─── Excerto ───

Saía eu da primeira
parte de uma sessão séria e internacional no Ministério das Finanças, que teve
a presença de um membro do Governo que não sabia o que dizia ou que dizia aquilo
que nós ainda não sabíamos, mas que ficámos a saber pouco depois, que não por
ele, para rumar até à Pombalina - não sem antes ter aspirado o odor de uma certa
pia no Martinho da Arcada para matar saudades de Pessoas que por ali passaram
-, café/tasca na esquina das ruas da Madalena e do Comércio, onde se comem as
melhores sandes de leitão da capital, e de onde, após satisfazer a gula, parti
a deambular do Município a S. Paulo - magnífico o trompe l’oeil do tecto da Igreja -, passando pela Rua Nova do
Carvalho, onde escorts de um turismo
íntimo esperam, não só pelos clientes que anseiam conhecer uma realidade mais
profunda dos lugares que visitam, mas também pela carteira profissional que as
meta em regra com o fisco (não as estou a ver com o terminal multibanco no
cinto de ligas), pela Praça da Ribeira em obras, pela Travessa do Cotovelo,
onde só o lixo se acotovelava, pelo Largo do Corpo Santo, onde bati a foto que
ilustra e foi pretexto deste texto tão fora do contexto, pelo Terreiro do Paço
onde, para além dos tão alfacinhas rickshaws
de aluguer, o que mais me chamou a atenção foi a nova especialidade lisboeta,
na senda do estrondoso êxito do pastel de nata de bacalhau, que é o pastel de
bacalhau que, quando se morde deita cá para fora um cremoso queijo da serra,
tudo anunciado em belos posters, no
limite do pornográfico, pespegados nos pilares pombalinos dos ex-Ministérios
transformados em locais de lazer e engorda. Vem-me de perguntar se nos não
ex-Ministérios não é a mesma coisa. Ao regressar às Finanças, desta vez pela
porta da Rua da Alfândega, dei comigo a apressar o passo na Rua dos
Bacalhoeiros para fugir da visão proporcionada pela fachada do estabelecimento
de mercearias finas “Silva & Feijó”, pensando estar perdido e em perigo no kasbah de Marrakech ou no souk do Cairo, e não em Lisboa, melhor
cidade europeia para estadias de curta duração segundo a World Travel Awards.

─── Lista de registos ───

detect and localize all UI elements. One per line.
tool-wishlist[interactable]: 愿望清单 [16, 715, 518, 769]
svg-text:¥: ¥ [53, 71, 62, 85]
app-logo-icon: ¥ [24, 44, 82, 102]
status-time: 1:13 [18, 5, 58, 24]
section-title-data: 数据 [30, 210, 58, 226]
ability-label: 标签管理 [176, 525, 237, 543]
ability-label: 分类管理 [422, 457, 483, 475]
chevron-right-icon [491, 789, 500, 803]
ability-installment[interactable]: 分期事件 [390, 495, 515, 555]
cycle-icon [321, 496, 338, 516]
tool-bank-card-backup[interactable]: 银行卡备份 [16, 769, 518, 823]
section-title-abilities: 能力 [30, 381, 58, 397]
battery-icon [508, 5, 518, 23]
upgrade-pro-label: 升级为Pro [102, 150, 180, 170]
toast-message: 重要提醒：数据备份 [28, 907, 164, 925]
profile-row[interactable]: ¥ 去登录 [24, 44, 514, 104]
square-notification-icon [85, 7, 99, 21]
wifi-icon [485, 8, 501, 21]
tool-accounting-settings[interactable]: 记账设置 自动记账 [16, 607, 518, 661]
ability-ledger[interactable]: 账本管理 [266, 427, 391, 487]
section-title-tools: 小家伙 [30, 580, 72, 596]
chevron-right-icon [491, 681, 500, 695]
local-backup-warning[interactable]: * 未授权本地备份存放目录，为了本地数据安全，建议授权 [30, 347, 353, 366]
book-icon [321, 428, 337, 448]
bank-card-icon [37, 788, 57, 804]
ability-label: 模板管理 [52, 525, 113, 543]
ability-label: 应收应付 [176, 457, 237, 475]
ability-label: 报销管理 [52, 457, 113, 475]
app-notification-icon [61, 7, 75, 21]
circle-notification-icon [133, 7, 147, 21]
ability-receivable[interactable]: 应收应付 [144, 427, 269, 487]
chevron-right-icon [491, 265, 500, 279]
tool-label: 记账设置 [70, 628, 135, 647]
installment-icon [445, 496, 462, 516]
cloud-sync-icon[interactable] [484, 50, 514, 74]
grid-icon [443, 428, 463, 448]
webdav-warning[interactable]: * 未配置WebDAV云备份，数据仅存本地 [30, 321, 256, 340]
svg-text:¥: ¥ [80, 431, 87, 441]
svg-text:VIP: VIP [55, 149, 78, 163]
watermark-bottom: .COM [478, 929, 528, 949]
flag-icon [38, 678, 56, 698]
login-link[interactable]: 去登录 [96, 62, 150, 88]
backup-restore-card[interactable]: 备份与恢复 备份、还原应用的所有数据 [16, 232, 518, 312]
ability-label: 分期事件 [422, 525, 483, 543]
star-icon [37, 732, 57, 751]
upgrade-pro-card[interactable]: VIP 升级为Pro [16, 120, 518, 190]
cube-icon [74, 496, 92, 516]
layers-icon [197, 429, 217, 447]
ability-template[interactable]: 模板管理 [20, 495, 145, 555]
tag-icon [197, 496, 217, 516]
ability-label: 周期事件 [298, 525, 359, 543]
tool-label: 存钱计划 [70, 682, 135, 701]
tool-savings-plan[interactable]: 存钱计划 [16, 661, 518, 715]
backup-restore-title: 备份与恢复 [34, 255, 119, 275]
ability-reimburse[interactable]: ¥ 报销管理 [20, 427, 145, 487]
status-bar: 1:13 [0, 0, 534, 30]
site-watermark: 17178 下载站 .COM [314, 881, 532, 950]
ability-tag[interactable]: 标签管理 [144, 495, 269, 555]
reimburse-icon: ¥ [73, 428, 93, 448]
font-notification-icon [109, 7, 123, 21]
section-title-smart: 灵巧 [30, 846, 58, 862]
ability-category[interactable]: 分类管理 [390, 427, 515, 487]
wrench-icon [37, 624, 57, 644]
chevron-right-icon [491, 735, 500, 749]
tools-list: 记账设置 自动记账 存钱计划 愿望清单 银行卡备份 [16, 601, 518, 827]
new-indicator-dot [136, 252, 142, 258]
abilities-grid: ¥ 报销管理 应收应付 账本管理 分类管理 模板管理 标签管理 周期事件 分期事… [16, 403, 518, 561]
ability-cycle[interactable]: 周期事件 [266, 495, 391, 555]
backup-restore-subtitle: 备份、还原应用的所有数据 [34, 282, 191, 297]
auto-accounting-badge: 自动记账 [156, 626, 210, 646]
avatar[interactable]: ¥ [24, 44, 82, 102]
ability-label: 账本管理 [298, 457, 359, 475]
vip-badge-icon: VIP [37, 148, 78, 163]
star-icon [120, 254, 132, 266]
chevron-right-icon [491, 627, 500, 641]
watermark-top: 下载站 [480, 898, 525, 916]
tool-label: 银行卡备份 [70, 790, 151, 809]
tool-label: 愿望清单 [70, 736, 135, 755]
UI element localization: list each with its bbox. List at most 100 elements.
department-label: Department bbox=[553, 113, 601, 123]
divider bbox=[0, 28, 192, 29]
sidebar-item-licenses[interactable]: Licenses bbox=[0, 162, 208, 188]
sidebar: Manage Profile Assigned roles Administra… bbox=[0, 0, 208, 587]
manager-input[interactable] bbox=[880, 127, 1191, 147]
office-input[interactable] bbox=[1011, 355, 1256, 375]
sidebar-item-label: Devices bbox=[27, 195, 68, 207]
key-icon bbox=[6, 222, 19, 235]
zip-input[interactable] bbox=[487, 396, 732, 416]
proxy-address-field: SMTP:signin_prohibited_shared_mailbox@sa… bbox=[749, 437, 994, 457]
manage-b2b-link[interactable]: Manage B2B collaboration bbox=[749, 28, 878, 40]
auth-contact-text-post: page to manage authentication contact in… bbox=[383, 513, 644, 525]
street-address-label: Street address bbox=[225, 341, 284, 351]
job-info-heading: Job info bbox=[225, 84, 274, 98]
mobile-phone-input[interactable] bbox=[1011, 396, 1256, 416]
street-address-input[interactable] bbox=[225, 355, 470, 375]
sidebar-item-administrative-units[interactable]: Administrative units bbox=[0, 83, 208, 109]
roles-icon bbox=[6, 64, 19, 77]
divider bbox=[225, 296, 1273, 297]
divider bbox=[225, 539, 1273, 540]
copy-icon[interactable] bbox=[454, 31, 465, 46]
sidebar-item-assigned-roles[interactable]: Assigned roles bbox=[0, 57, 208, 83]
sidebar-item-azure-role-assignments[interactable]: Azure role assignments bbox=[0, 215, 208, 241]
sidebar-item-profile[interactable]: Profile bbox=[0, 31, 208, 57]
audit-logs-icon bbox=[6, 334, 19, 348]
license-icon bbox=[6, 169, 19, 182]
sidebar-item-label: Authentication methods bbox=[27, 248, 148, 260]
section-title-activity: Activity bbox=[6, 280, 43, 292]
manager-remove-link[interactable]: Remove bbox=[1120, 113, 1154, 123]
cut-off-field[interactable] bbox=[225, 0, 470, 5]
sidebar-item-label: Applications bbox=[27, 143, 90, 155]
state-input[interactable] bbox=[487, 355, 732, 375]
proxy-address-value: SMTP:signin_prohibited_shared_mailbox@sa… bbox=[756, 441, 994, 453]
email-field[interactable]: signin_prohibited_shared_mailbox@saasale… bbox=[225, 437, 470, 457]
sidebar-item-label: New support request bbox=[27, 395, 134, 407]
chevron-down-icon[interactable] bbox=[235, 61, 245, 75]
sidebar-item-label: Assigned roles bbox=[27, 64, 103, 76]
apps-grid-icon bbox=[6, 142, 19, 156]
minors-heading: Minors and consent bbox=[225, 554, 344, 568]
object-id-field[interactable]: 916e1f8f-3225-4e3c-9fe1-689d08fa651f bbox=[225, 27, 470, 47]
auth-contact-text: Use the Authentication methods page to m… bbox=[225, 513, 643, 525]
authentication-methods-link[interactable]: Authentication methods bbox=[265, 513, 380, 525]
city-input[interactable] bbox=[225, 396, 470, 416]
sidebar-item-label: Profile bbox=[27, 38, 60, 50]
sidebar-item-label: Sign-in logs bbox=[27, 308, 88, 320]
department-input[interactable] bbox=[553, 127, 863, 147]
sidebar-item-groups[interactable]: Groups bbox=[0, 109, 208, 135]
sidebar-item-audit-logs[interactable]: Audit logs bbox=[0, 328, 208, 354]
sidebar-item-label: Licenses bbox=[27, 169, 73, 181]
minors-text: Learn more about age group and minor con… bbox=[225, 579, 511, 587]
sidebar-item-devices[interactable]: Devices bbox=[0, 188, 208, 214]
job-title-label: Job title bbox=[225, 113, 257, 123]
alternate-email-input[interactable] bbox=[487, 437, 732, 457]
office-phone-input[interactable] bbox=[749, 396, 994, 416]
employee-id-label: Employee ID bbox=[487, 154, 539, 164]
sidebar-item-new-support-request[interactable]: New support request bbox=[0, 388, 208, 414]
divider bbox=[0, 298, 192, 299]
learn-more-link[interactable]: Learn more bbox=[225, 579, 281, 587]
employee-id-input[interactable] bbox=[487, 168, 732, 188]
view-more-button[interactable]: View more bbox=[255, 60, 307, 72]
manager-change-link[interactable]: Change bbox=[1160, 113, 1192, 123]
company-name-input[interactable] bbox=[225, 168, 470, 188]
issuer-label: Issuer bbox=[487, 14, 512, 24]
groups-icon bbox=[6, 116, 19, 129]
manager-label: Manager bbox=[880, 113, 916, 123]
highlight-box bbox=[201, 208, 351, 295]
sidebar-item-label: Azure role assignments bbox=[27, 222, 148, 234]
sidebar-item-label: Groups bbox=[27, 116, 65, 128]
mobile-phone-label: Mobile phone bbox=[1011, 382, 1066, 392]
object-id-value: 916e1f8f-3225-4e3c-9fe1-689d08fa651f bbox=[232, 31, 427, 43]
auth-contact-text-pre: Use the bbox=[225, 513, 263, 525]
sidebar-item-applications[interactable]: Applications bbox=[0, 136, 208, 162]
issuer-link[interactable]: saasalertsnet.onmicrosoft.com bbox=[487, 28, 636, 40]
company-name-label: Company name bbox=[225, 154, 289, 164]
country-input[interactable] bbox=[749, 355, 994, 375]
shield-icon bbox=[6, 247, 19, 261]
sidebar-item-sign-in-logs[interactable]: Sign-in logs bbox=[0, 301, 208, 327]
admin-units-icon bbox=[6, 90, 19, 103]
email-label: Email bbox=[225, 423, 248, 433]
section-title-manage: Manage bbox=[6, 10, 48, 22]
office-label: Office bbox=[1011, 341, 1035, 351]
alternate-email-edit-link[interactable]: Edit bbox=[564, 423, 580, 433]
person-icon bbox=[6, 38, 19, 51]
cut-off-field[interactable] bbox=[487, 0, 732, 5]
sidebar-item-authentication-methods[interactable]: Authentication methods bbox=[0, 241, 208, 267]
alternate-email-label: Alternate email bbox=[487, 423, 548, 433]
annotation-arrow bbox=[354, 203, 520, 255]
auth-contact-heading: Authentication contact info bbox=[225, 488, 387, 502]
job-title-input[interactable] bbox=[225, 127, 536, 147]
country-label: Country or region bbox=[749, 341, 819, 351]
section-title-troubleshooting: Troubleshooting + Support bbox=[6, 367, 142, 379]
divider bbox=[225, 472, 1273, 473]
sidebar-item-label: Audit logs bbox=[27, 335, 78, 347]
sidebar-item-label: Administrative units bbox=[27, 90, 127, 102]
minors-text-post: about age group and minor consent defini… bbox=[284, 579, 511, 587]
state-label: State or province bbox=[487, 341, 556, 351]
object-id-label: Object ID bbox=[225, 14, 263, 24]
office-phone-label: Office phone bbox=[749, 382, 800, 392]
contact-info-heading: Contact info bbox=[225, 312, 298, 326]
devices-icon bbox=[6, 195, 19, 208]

───

→ Conjunto de exercícios
1 – Troque "ability-label" por "feature-label" nos registos, começando no início dos registos e terminando na linha que contém "square-notification-icon [85, 7, 99, 21]", ambas incluídas, e mantenha tudo o resto sem alterações.
2 – Prossiga o excerto sobre o passeio pela Baixa de Lisboa a partir da última frase apresentada.
O excerto e os registos são materiais independentes um do outro.

→ Respostas
1 –
detect and localize all UI elements. One per line.
tool-wishlist[interactable]: 愿望清单 [16, 715, 518, 769]
svg-text:¥: ¥ [53, 71, 62, 85]
app-logo-icon: ¥ [24, 44, 82, 102]
status-time: 1:13 [18, 5, 58, 24]
section-title-data: 数据 [30, 210, 58, 226]
feature-label: 标签管理 [176, 525, 237, 543]
feature-label: 分类管理 [422, 457, 483, 475]
chevron-right-icon [491, 789, 500, 803]
ability-installment[interactable]: 分期事件 [390, 495, 515, 555]
cycle-icon [321, 496, 338, 516]
tool-bank-card-backup[interactable]: 银行卡备份 [16, 769, 518, 823]
section-title-abilities: 能力 [30, 381, 58, 397]
battery-icon [508, 5, 518, 23]
upgrade-pro-label: 升级为Pro [102, 150, 180, 170]
toast-message: 重要提醒：数据备份 [28, 907, 164, 925]
profile-row[interactable]: ¥ 去登录 [24, 44, 514, 104]
square-notification-icon [85, 7, 99, 21]

2 –
Mas todo este
preâmbulo para lembrar figuras desta Lisboa como o dormiente da foto, os párias da Liberdade, e refiro-me à Avenida, o
casal Florindo e Flora (nem inventado) que vai para 23 anos está à porta da
Procuradoria Geral da República reclamando justiça, sem que nenhum dos
Procuradores que por lá passou anos a procurar, e aos quais dedico também a
foto da imagem, ou justiça lhes faça ou os mande internar num manicómio, porque
uma coisa é certa: há ali um caso de loucura, a dois, ao sol e à chuva, se for
do lado de fora daquela porta, ou colectiva, no conforto dos silêncios secretos
do Palácio, se for do lado de dentro. E também a Liana. Mas para Vos falar da
Liana terei de explicar tudo. Para aqueles que conhecem a Marcella (com dois
LL) vai ser fácil perceber, mas para aqueles que não a conhecem terei de ser
muito sucinto para não encher três páginas. Vou tentar.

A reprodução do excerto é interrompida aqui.